PROBLEM DESCRIPTION:
Each entry below should be echoed exactly, with pictures omitted.

* * * *

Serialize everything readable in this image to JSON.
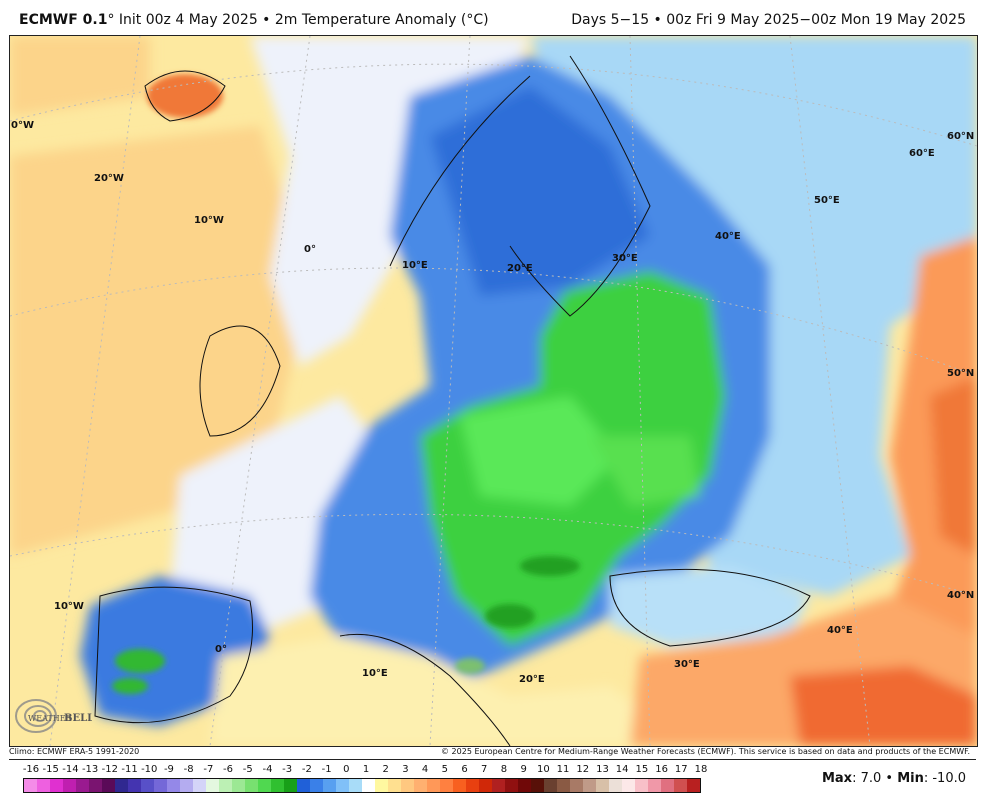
{
  "header": {
    "model": "ECMWF 0.1",
    "model_suffix": "° Init 00z 4 May 2025 • 2m Temperature Anomaly (°C)",
    "period": "Days 5−15 • 00z Fri 9 May 2025−00z Mon 19 May 2025"
  },
  "map": {
    "grid_labels": [
      "0°W",
      "20°W",
      "10°W",
      "0°",
      "10°E",
      "20°E",
      "30°E",
      "40°E",
      "50°E",
      "60°E",
      "60°N",
      "50°N",
      "40°N",
      "40°E",
      "30°E",
      "20°E",
      "10°E",
      "0°",
      "10°W"
    ],
    "logo_text": "WeatherBELL Analytics LLC"
  },
  "footer": {
    "climo": "Climo: ECMWF ERA-5 1991-2020",
    "copyright": "© 2025 European Centre for Medium-Range Weather Forecasts (ECMWF). This service is based on data and products of the ECMWF."
  },
  "colorbar": {
    "labels": [
      "-16",
      "-15",
      "-14",
      "-13",
      "-12",
      "-11",
      "-10",
      "-9",
      "-8",
      "-7",
      "-6",
      "-5",
      "-4",
      "-3",
      "-2",
      "-1",
      "0",
      "1",
      "2",
      "3",
      "4",
      "5",
      "6",
      "7",
      "8",
      "9",
      "10",
      "11",
      "12",
      "13",
      "14",
      "15",
      "16",
      "17",
      "18"
    ],
    "colors": [
      "#f48ce8",
      "#ee60e0",
      "#e030d0",
      "#c01fb0",
      "#9a1a90",
      "#7a1470",
      "#5a0a58",
      "#302890",
      "#4434b0",
      "#5850c8",
      "#7468d8",
      "#9488e8",
      "#b4acf0",
      "#d4d4f8",
      "#e4f8e0",
      "#bcf0b4",
      "#9ce894",
      "#78e070",
      "#50d850",
      "#30c030",
      "#18a018",
      "#2060d8",
      "#3a80e8",
      "#58a0f0",
      "#80c0f8",
      "#a8dcf8",
      "#ffffff",
      "#fff8a0",
      "#ffe090",
      "#ffc880",
      "#ffb070",
      "#ff9858",
      "#ff8040",
      "#f86020",
      "#e84010",
      "#d02808",
      "#b02020",
      "#901010",
      "#700808",
      "#581008",
      "#6a4030",
      "#8a5a44",
      "#a87a66",
      "#c09a88",
      "#d8c0a8",
      "#ece0d8",
      "#fce8e8",
      "#f8c0c8",
      "#f098a8",
      "#e07080",
      "#d05050",
      "#b82020"
    ],
    "max_label": "Max",
    "max_value": ": 7.0 • ",
    "min_label": "Min",
    "min_value": ": -10.0"
  }
}
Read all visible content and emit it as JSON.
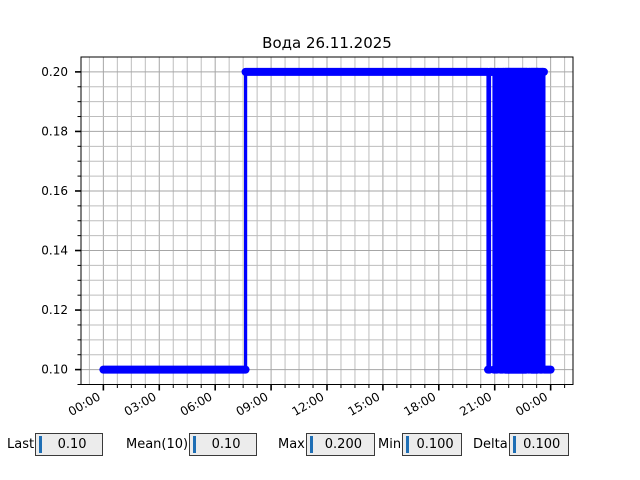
{
  "chart_data": {
    "type": "line",
    "title": "Вода 26.11.2025",
    "line_color": "#0000ff",
    "x_tick_labels": [
      "00:00",
      "03:00",
      "06:00",
      "09:00",
      "12:00",
      "15:00",
      "18:00",
      "21:00",
      "00:00"
    ],
    "x_tick_hours": [
      0,
      3,
      6,
      9,
      12,
      15,
      18,
      21,
      24
    ],
    "x_minor_step_hours": 0.75,
    "y_tick_labels": [
      "0.20",
      "0.18",
      "0.16",
      "0.14",
      "0.12",
      "0.10"
    ],
    "y_tick_values": [
      0.2,
      0.18,
      0.16,
      0.14,
      0.12,
      0.1
    ],
    "y_minor_step": 0.005,
    "xlim_hours": [
      -1.2,
      25.2
    ],
    "ylim": [
      0.095,
      0.205
    ],
    "grid": true,
    "low": 0.1,
    "high": 0.2,
    "segments": [
      {
        "from": 0.0,
        "to": 7.63,
        "mode": "hold",
        "value": 0.1
      },
      {
        "from": 7.63,
        "to": 20.64,
        "mode": "hold",
        "value": 0.2
      },
      {
        "from": 20.64,
        "to": 20.8,
        "mode": "osc",
        "period": 0.16
      },
      {
        "from": 20.8,
        "to": 20.96,
        "mode": "hold",
        "value": 0.2
      },
      {
        "from": 20.96,
        "to": 21.17,
        "mode": "osc",
        "period": 0.11
      },
      {
        "from": 21.17,
        "to": 21.3,
        "mode": "hold",
        "value": 0.2
      },
      {
        "from": 21.3,
        "to": 21.46,
        "mode": "osc",
        "period": 0.08
      },
      {
        "from": 21.46,
        "to": 21.55,
        "mode": "hold",
        "value": 0.2
      },
      {
        "from": 21.55,
        "to": 22.72,
        "mode": "osc",
        "period": 0.03
      },
      {
        "from": 22.72,
        "to": 22.82,
        "mode": "hold",
        "value": 0.2
      },
      {
        "from": 22.82,
        "to": 22.87,
        "mode": "osc",
        "period": 0.05
      },
      {
        "from": 22.87,
        "to": 22.94,
        "mode": "hold",
        "value": 0.2
      },
      {
        "from": 22.94,
        "to": 23.31,
        "mode": "osc",
        "period": 0.03
      },
      {
        "from": 23.31,
        "to": 23.42,
        "mode": "hold",
        "value": 0.2
      },
      {
        "from": 23.42,
        "to": 23.57,
        "mode": "osc",
        "period": 0.05
      },
      {
        "from": 23.57,
        "to": 23.64,
        "mode": "hold",
        "value": 0.2
      },
      {
        "from": 23.64,
        "to": 24.0,
        "mode": "hold",
        "value": 0.1
      }
    ]
  },
  "stats": [
    {
      "label": "Last",
      "value": "0.10"
    },
    {
      "label": "Mean(10)",
      "value": "0.10"
    },
    {
      "label": "Max",
      "value": "0.200"
    },
    {
      "label": "Min",
      "value": "0.100"
    },
    {
      "label": "Delta",
      "value": "0.100"
    }
  ],
  "colors": {
    "line": "#0000ff",
    "grid_minor": "#bdbdbd",
    "grid_major": "#a6a6a6",
    "spine": "#000000",
    "caret": "#1f6fb5",
    "box_bg": "#ececec",
    "box_border": "#3a3a3a",
    "text": "#000000"
  }
}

* * * *

COMPLETE OUTPUT:
Serialize everything readable in this image to JSON.
{
  "header": {
    "model": "ECMWF 0.1",
    "model_suffix": "° Init 00z 4 May 2025 • 2m Temperature Anomaly (°C)",
    "period": "Days 5−15 • 00z Fri 9 May 2025−00z Mon 19 May 2025"
  },
  "map": {
    "grid_labels": [
      "0°W",
      "20°W",
      "10°W",
      "0°",
      "10°E",
      "20°E",
      "30°E",
      "40°E",
      "50°E",
      "60°E",
      "60°N",
      "50°N",
      "40°N",
      "40°E",
      "30°E",
      "20°E",
      "10°E",
      "0°",
      "10°W"
    ],
    "logo_text": "WeatherBELL Analytics LLC"
  },
  "footer": {
    "climo": "Climo: ECMWF ERA-5 1991-2020",
    "copyright": "© 2025 European Centre for Medium-Range Weather Forecasts (ECMWF). This service is based on data and products of the ECMWF."
  },
  "colorbar": {
    "labels": [
      "-16",
      "-15",
      "-14",
      "-13",
      "-12",
      "-11",
      "-10",
      "-9",
      "-8",
      "-7",
      "-6",
      "-5",
      "-4",
      "-3",
      "-2",
      "-1",
      "0",
      "1",
      "2",
      "3",
      "4",
      "5",
      "6",
      "7",
      "8",
      "9",
      "10",
      "11",
      "12",
      "13",
      "14",
      "15",
      "16",
      "17",
      "18"
    ],
    "colors": [
      "#f48ce8",
      "#ee60e0",
      "#e030d0",
      "#c01fb0",
      "#9a1a90",
      "#7a1470",
      "#5a0a58",
      "#302890",
      "#4434b0",
      "#5850c8",
      "#7468d8",
      "#9488e8",
      "#b4acf0",
      "#d4d4f8",
      "#e4f8e0",
      "#bcf0b4",
      "#9ce894",
      "#78e070",
      "#50d850",
      "#30c030",
      "#18a018",
      "#2060d8",
      "#3a80e8",
      "#58a0f0",
      "#80c0f8",
      "#a8dcf8",
      "#ffffff",
      "#fff8a0",
      "#ffe090",
      "#ffc880",
      "#ffb070",
      "#ff9858",
      "#ff8040",
      "#f86020",
      "#e84010",
      "#d02808",
      "#b02020",
      "#901010",
      "#700808",
      "#581008",
      "#6a4030",
      "#8a5a44",
      "#a87a66",
      "#c09a88",
      "#d8c0a8",
      "#ece0d8",
      "#fce8e8",
      "#f8c0c8",
      "#f098a8",
      "#e07080",
      "#d05050",
      "#b82020"
    ],
    "max_label": "Max",
    "max_value": ": 7.0 • ",
    "min_label": "Min",
    "min_value": ": -10.0"
  }
}
Read all visible content and emit it as JSON.
{
  "chart_data": {
    "type": "line",
    "title": "Вода 26.11.2025",
    "line_color": "#0000ff",
    "x_tick_labels": [
      "00:00",
      "03:00",
      "06:00",
      "09:00",
      "12:00",
      "15:00",
      "18:00",
      "21:00",
      "00:00"
    ],
    "x_tick_hours": [
      0,
      3,
      6,
      9,
      12,
      15,
      18,
      21,
      24
    ],
    "x_minor_step_hours": 0.75,
    "y_tick_labels": [
      "0.20",
      "0.18",
      "0.16",
      "0.14",
      "0.12",
      "0.10"
    ],
    "y_tick_values": [
      0.2,
      0.18,
      0.16,
      0.14,
      0.12,
      0.1
    ],
    "y_minor_step": 0.005,
    "xlim_hours": [
      -1.2,
      25.2
    ],
    "ylim": [
      0.095,
      0.205
    ],
    "grid": true,
    "low": 0.1,
    "high": 0.2,
    "segments": [
      {
        "from": 0.0,
        "to": 7.63,
        "mode": "hold",
        "value": 0.1
      },
      {
        "from": 7.63,
        "to": 20.64,
        "mode": "hold",
        "value": 0.2
      },
      {
        "from": 20.64,
        "to": 20.8,
        "mode": "osc",
        "period": 0.16
      },
      {
        "from": 20.8,
        "to": 20.96,
        "mode": "hold",
        "value": 0.2
      },
      {
        "from": 20.96,
        "to": 21.17,
        "mode": "osc",
        "period": 0.11
      },
      {
        "from": 21.17,
        "to": 21.3,
        "mode": "hold",
        "value": 0.2
      },
      {
        "from": 21.3,
        "to": 21.46,
        "mode": "osc",
        "period": 0.08
      },
      {
        "from": 21.46,
        "to": 21.55,
        "mode": "hold",
        "value": 0.2
      },
      {
        "from": 21.55,
        "to": 22.72,
        "mode": "osc",
        "period": 0.03
      },
      {
        "from": 22.72,
        "to": 22.82,
        "mode": "hold",
        "value": 0.2
      },
      {
        "from": 22.82,
        "to": 22.87,
        "mode": "osc",
        "period": 0.05
      },
      {
        "from": 22.87,
        "to": 22.94,
        "mode": "hold",
        "value": 0.2
      },
      {
        "from": 22.94,
        "to": 23.31,
        "mode": "osc",
        "period": 0.03
      },
      {
        "from": 23.31,
        "to": 23.42,
        "mode": "hold",
        "value": 0.2
      },
      {
        "from": 23.42,
        "to": 23.57,
        "mode": "osc",
        "period": 0.05
      },
      {
        "from": 23.57,
        "to": 23.64,
        "mode": "hold",
        "value": 0.2
      },
      {
        "from": 23.64,
        "to": 24.0,
        "mode": "hold",
        "value": 0.1
      }
    ]
  },
  "stats": [
    {
      "label": "Last",
      "value": "0.10"
    },
    {
      "label": "Mean(10)",
      "value": "0.10"
    },
    {
      "label": "Max",
      "value": "0.200"
    },
    {
      "label": "Min",
      "value": "0.100"
    },
    {
      "label": "Delta",
      "value": "0.100"
    }
  ],
  "colors": {
    "line": "#0000ff",
    "grid_minor": "#bdbdbd",
    "grid_major": "#a6a6a6",
    "spine": "#000000",
    "caret": "#1f6fb5",
    "box_bg": "#ececec",
    "box_border": "#3a3a3a",
    "text": "#000000"
  }
}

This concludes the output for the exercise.